Part of a data file

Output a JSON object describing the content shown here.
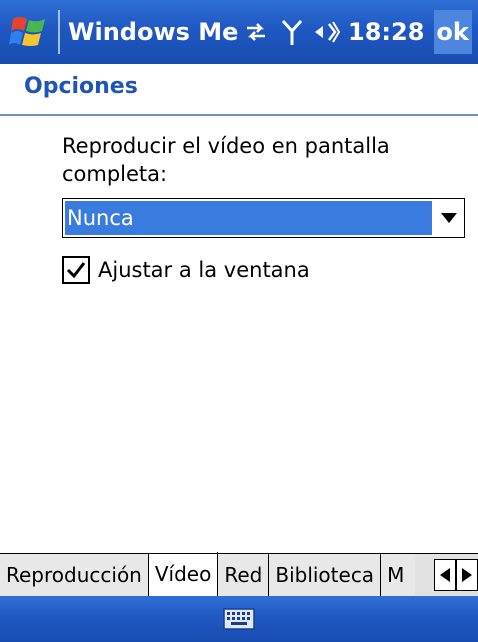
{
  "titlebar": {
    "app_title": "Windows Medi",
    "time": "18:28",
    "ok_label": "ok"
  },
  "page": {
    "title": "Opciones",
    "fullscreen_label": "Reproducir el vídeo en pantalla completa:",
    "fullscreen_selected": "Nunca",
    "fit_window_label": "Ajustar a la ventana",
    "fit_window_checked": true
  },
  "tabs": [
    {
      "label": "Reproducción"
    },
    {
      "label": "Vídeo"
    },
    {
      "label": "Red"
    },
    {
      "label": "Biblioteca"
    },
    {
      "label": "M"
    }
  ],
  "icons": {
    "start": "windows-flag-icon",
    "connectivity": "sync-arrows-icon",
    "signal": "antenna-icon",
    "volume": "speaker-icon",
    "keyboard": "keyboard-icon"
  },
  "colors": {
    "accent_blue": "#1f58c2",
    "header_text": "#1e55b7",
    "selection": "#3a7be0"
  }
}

---

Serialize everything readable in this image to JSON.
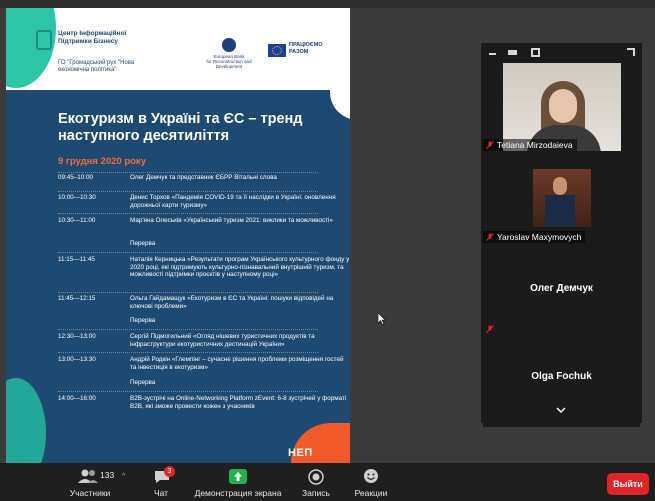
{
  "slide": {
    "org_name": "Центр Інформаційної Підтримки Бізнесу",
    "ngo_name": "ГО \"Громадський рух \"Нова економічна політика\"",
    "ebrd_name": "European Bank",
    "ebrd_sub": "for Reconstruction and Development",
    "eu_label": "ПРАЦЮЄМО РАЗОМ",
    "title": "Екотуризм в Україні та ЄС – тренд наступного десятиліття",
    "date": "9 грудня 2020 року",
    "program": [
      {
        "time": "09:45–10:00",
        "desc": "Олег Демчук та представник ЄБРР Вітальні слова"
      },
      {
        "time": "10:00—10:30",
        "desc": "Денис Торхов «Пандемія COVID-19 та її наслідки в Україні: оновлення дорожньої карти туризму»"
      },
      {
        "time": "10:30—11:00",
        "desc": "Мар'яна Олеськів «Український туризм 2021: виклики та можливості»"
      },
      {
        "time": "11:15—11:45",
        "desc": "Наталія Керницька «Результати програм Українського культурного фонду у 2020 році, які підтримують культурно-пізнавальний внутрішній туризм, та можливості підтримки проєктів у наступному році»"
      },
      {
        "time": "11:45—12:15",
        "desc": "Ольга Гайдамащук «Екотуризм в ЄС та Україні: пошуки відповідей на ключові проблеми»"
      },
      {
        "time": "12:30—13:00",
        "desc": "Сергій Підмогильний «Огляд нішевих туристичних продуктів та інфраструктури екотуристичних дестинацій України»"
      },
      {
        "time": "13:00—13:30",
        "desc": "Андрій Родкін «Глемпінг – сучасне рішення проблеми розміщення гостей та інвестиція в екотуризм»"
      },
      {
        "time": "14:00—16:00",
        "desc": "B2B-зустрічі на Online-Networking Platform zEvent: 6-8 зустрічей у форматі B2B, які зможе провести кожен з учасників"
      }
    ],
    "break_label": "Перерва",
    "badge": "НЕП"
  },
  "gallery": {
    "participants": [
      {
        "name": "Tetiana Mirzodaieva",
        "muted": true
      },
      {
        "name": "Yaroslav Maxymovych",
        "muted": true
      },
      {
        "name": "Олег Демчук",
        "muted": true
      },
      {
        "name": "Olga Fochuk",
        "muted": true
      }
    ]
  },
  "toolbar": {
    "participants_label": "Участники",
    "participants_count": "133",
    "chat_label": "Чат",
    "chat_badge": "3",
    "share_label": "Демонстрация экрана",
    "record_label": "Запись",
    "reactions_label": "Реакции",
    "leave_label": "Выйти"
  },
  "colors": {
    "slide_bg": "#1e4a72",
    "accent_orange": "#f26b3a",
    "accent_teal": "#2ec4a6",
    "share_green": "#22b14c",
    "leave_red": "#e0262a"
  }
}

WORK REQUIRED -
Extract all lines containing the word "Олег".

FULL OUTPUT -
        "desc": "Олег Демчук та представник ЄБРР Вітальні слова"
        "name": "Олег Демчук",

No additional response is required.